_Exercise inputs_
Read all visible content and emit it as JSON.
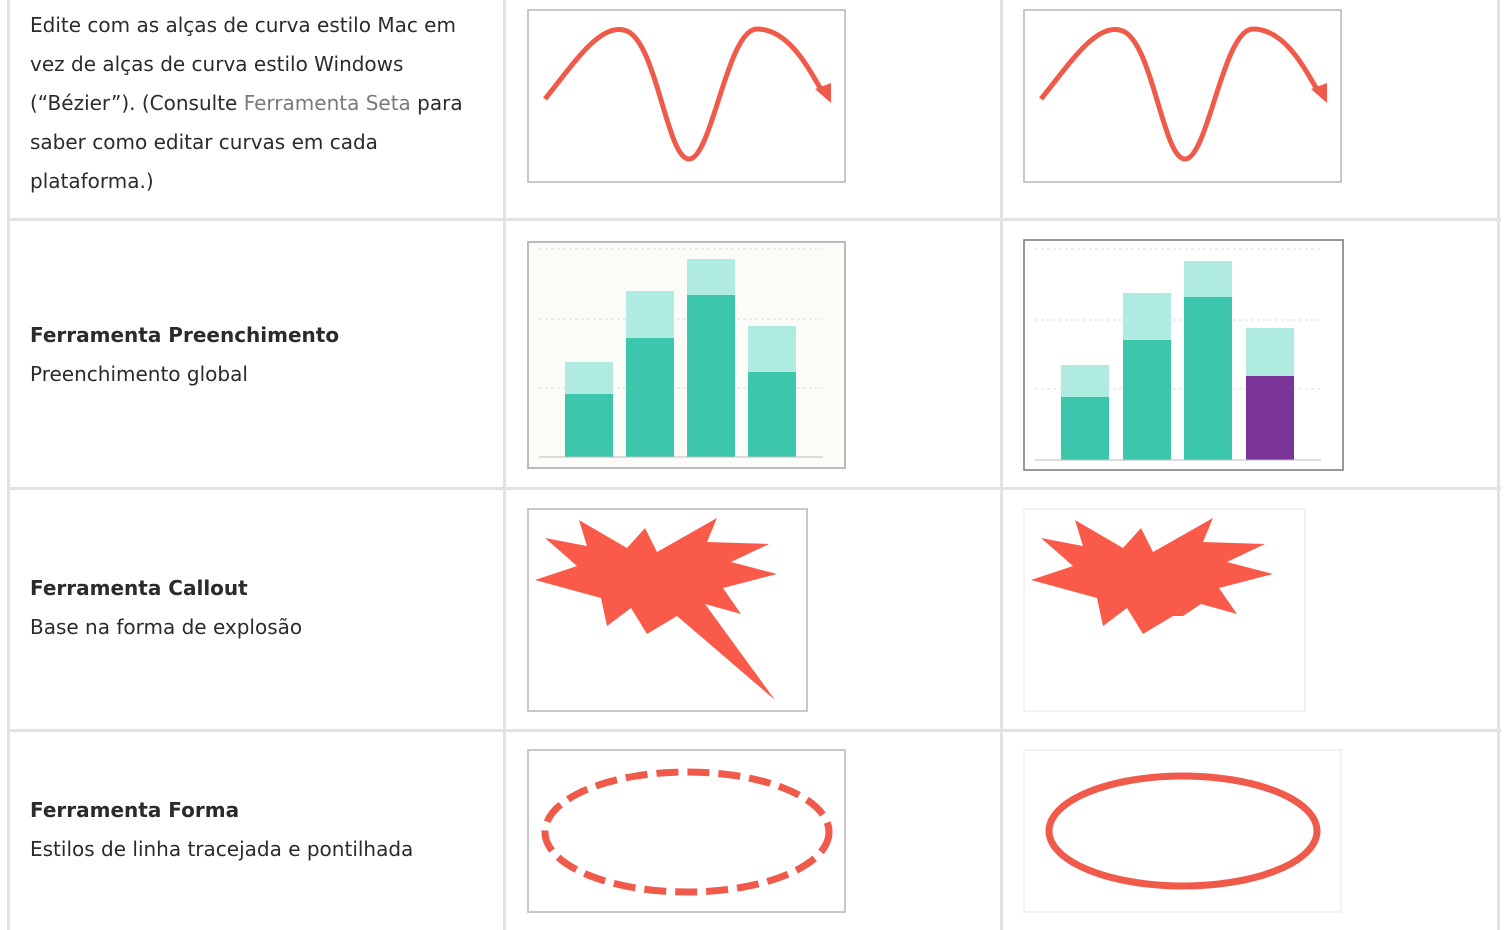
{
  "table": {
    "rows": [
      {
        "text_before": "Edite com as alças de curva estilo Mac em vez de alças de curva estilo Windows (“Bézier”). (Consulte",
        "link": "Ferramenta Seta",
        "text_after": "para saber como editar curvas em cada plataforma.)"
      },
      {
        "title": "Ferramenta Preenchimento",
        "description": "Preenchimento global"
      },
      {
        "title": "Ferramenta Callout",
        "description": "Base na forma de explosão"
      },
      {
        "title": "Ferramenta Forma",
        "description": "Estilos de linha tracejada e pontilhada"
      }
    ]
  }
}
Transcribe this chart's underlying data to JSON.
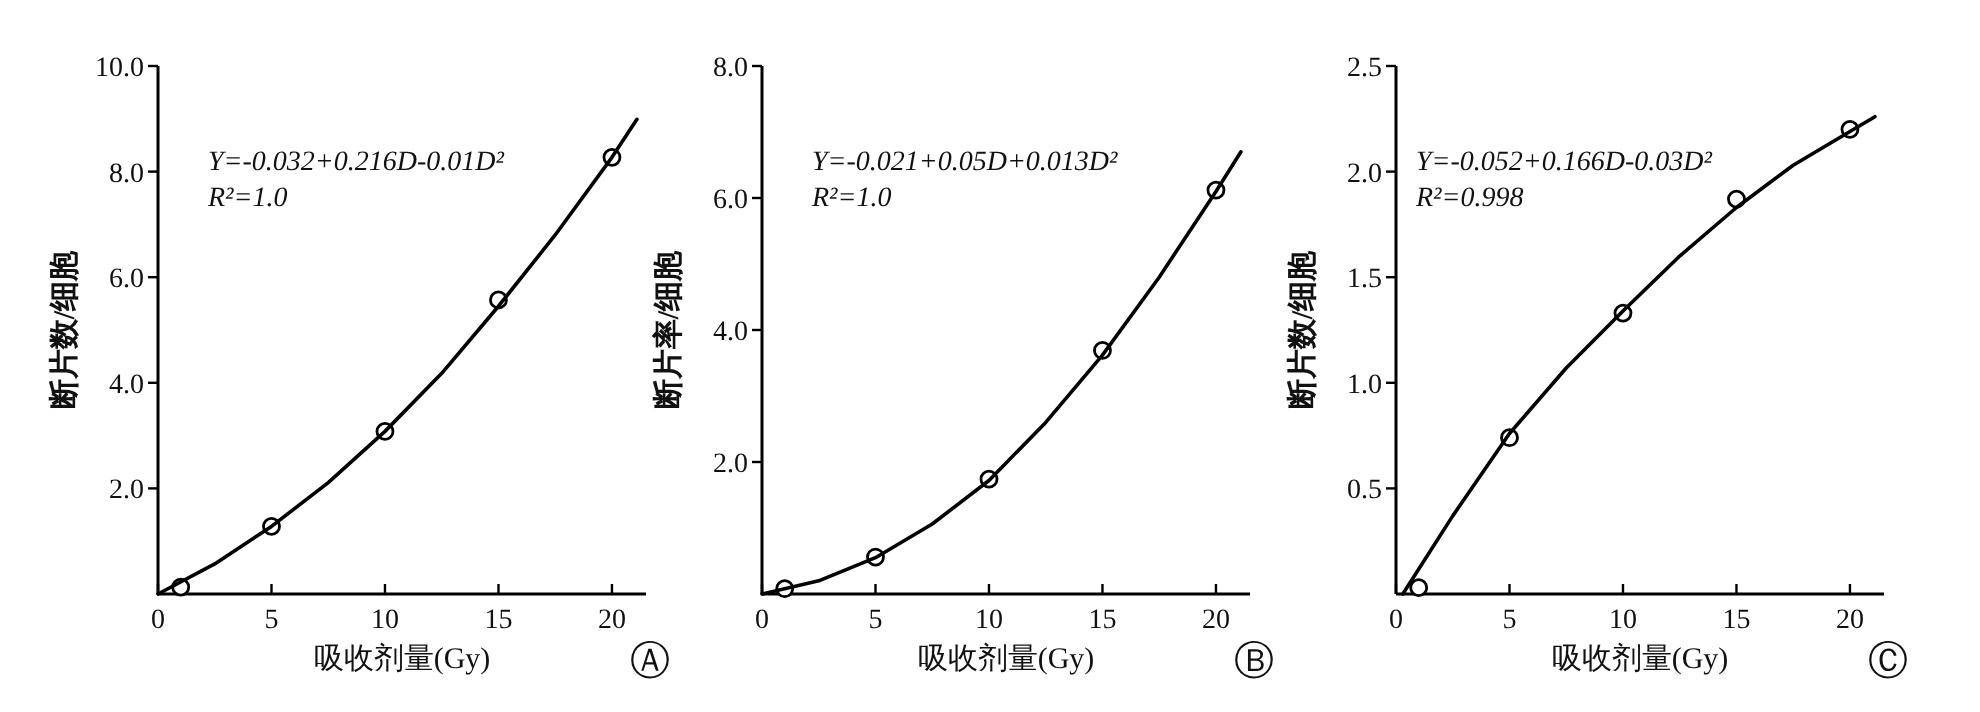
{
  "chart_data": [
    {
      "type": "line",
      "xlabel": "吸收剂量(Gy)",
      "ylabel": "断片数/细胞",
      "xlim": [
        0,
        21.5
      ],
      "xticks": [
        0,
        5,
        10,
        15,
        20
      ],
      "ylim": [
        0,
        10
      ],
      "yticks": [
        {
          "value": 2,
          "label": "2.0"
        },
        {
          "value": 4,
          "label": "4.0"
        },
        {
          "value": 6,
          "label": "6.0"
        },
        {
          "value": 8,
          "label": "8.0"
        },
        {
          "value": 10,
          "label": "10.0"
        }
      ],
      "annotations": [
        "Y=-0.032+0.216D-0.01D²",
        "R²=1.0",
        "Ⓐ"
      ],
      "series": [
        {
          "type": "scatter",
          "marker": "circle",
          "color": "#000000",
          "x": [
            1,
            5,
            10,
            15,
            20
          ],
          "values": [
            0.13,
            1.28,
            3.08,
            5.57,
            8.27
          ]
        },
        {
          "color": "#000000",
          "x": [
            0,
            2.5,
            5,
            7.5,
            10,
            12.5,
            15,
            17.5,
            20,
            21.1
          ],
          "values": [
            0,
            0.57,
            1.28,
            2.11,
            3.08,
            4.18,
            5.45,
            6.8,
            8.27,
            8.99
          ]
        }
      ]
    },
    {
      "type": "line",
      "xlabel": "吸收剂量(Gy)",
      "ylabel": "断片率/细胞",
      "xlim": [
        0,
        21.5
      ],
      "xticks": [
        0,
        5,
        10,
        15,
        20
      ],
      "ylim": [
        0,
        8
      ],
      "yticks": [
        {
          "value": 2,
          "label": "2.0"
        },
        {
          "value": 4,
          "label": "4.0"
        },
        {
          "value": 6,
          "label": "6.0"
        },
        {
          "value": 8,
          "label": "8.0"
        }
      ],
      "annotations": [
        "Y=-0.021+0.05D+0.013D²",
        "R²=1.0",
        "Ⓑ"
      ],
      "series": [
        {
          "type": "scatter",
          "marker": "circle",
          "color": "#000000",
          "x": [
            1,
            5,
            10,
            15,
            20
          ],
          "values": [
            0.08,
            0.56,
            1.74,
            3.69,
            6.12
          ]
        },
        {
          "color": "#000000",
          "x": [
            0,
            2.5,
            5,
            7.5,
            10,
            12.5,
            15,
            17.5,
            20,
            21.1
          ],
          "values": [
            0,
            0.2,
            0.55,
            1.06,
            1.72,
            2.6,
            3.62,
            4.8,
            6.1,
            6.7
          ]
        }
      ]
    },
    {
      "type": "line",
      "xlabel": "吸收剂量(Gy)",
      "ylabel": "断片数/细胞",
      "xlim": [
        0,
        21.5
      ],
      "xticks": [
        0,
        5,
        10,
        15,
        20
      ],
      "ylim": [
        0,
        2.5
      ],
      "yticks": [
        {
          "value": 0.5,
          "label": "0.5"
        },
        {
          "value": 1,
          "label": "1.0"
        },
        {
          "value": 1.5,
          "label": "1.5"
        },
        {
          "value": 2,
          "label": "2.0"
        },
        {
          "value": 2.5,
          "label": "2.5"
        }
      ],
      "annotations": [
        "Y=-0.052+0.166D-0.03D²",
        "R²=0.998",
        "Ⓒ"
      ],
      "series": [
        {
          "type": "scatter",
          "marker": "circle",
          "color": "#000000",
          "x": [
            1,
            5,
            10,
            15,
            20
          ],
          "values": [
            0.03,
            0.74,
            1.33,
            1.87,
            2.2
          ]
        },
        {
          "color": "#000000",
          "x": [
            0.3,
            2.5,
            5,
            7.5,
            10,
            12.5,
            15,
            17.5,
            20,
            21.1
          ],
          "values": [
            0,
            0.37,
            0.76,
            1.07,
            1.34,
            1.6,
            1.83,
            2.03,
            2.19,
            2.26
          ]
        }
      ]
    }
  ]
}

_Written request_
Excluding the pictures, reproduce every entry exactly as given.

_Solution to this task_
Read all visible content and emit it as JSON.
{
  "table": {
    "rows": [
      {
        "text_before": "Edite com as alças de curva estilo Mac em vez de alças de curva estilo Windows (“Bézier”). (Consulte",
        "link": "Ferramenta Seta",
        "text_after": "para saber como editar curvas em cada plataforma.)"
      },
      {
        "title": "Ferramenta Preenchimento",
        "description": "Preenchimento global"
      },
      {
        "title": "Ferramenta Callout",
        "description": "Base na forma de explosão"
      },
      {
        "title": "Ferramenta Forma",
        "description": "Estilos de linha tracejada e pontilhada"
      }
    ]
  }
}
Transcribe this chart's underlying data to JSON.
{
  "chart_data": [
    {
      "type": "line",
      "xlabel": "吸收剂量(Gy)",
      "ylabel": "断片数/细胞",
      "xlim": [
        0,
        21.5
      ],
      "xticks": [
        0,
        5,
        10,
        15,
        20
      ],
      "ylim": [
        0,
        10
      ],
      "yticks": [
        {
          "value": 2,
          "label": "2.0"
        },
        {
          "value": 4,
          "label": "4.0"
        },
        {
          "value": 6,
          "label": "6.0"
        },
        {
          "value": 8,
          "label": "8.0"
        },
        {
          "value": 10,
          "label": "10.0"
        }
      ],
      "annotations": [
        "Y=-0.032+0.216D-0.01D²",
        "R²=1.0",
        "Ⓐ"
      ],
      "series": [
        {
          "type": "scatter",
          "marker": "circle",
          "color": "#000000",
          "x": [
            1,
            5,
            10,
            15,
            20
          ],
          "values": [
            0.13,
            1.28,
            3.08,
            5.57,
            8.27
          ]
        },
        {
          "color": "#000000",
          "x": [
            0,
            2.5,
            5,
            7.5,
            10,
            12.5,
            15,
            17.5,
            20,
            21.1
          ],
          "values": [
            0,
            0.57,
            1.28,
            2.11,
            3.08,
            4.18,
            5.45,
            6.8,
            8.27,
            8.99
          ]
        }
      ]
    },
    {
      "type": "line",
      "xlabel": "吸收剂量(Gy)",
      "ylabel": "断片率/细胞",
      "xlim": [
        0,
        21.5
      ],
      "xticks": [
        0,
        5,
        10,
        15,
        20
      ],
      "ylim": [
        0,
        8
      ],
      "yticks": [
        {
          "value": 2,
          "label": "2.0"
        },
        {
          "value": 4,
          "label": "4.0"
        },
        {
          "value": 6,
          "label": "6.0"
        },
        {
          "value": 8,
          "label": "8.0"
        }
      ],
      "annotations": [
        "Y=-0.021+0.05D+0.013D²",
        "R²=1.0",
        "Ⓑ"
      ],
      "series": [
        {
          "type": "scatter",
          "marker": "circle",
          "color": "#000000",
          "x": [
            1,
            5,
            10,
            15,
            20
          ],
          "values": [
            0.08,
            0.56,
            1.74,
            3.69,
            6.12
          ]
        },
        {
          "color": "#000000",
          "x": [
            0,
            2.5,
            5,
            7.5,
            10,
            12.5,
            15,
            17.5,
            20,
            21.1
          ],
          "values": [
            0,
            0.2,
            0.55,
            1.06,
            1.72,
            2.6,
            3.62,
            4.8,
            6.1,
            6.7
          ]
        }
      ]
    },
    {
      "type": "line",
      "xlabel": "吸收剂量(Gy)",
      "ylabel": "断片数/细胞",
      "xlim": [
        0,
        21.5
      ],
      "xticks": [
        0,
        5,
        10,
        15,
        20
      ],
      "ylim": [
        0,
        2.5
      ],
      "yticks": [
        {
          "value": 0.5,
          "label": "0.5"
        },
        {
          "value": 1,
          "label": "1.0"
        },
        {
          "value": 1.5,
          "label": "1.5"
        },
        {
          "value": 2,
          "label": "2.0"
        },
        {
          "value": 2.5,
          "label": "2.5"
        }
      ],
      "annotations": [
        "Y=-0.052+0.166D-0.03D²",
        "R²=0.998",
        "Ⓒ"
      ],
      "series": [
        {
          "type": "scatter",
          "marker": "circle",
          "color": "#000000",
          "x": [
            1,
            5,
            10,
            15,
            20
          ],
          "values": [
            0.03,
            0.74,
            1.33,
            1.87,
            2.2
          ]
        },
        {
          "color": "#000000",
          "x": [
            0.3,
            2.5,
            5,
            7.5,
            10,
            12.5,
            15,
            17.5,
            20,
            21.1
          ],
          "values": [
            0,
            0.37,
            0.76,
            1.07,
            1.34,
            1.6,
            1.83,
            2.03,
            2.19,
            2.26
          ]
        }
      ]
    }
  ]
}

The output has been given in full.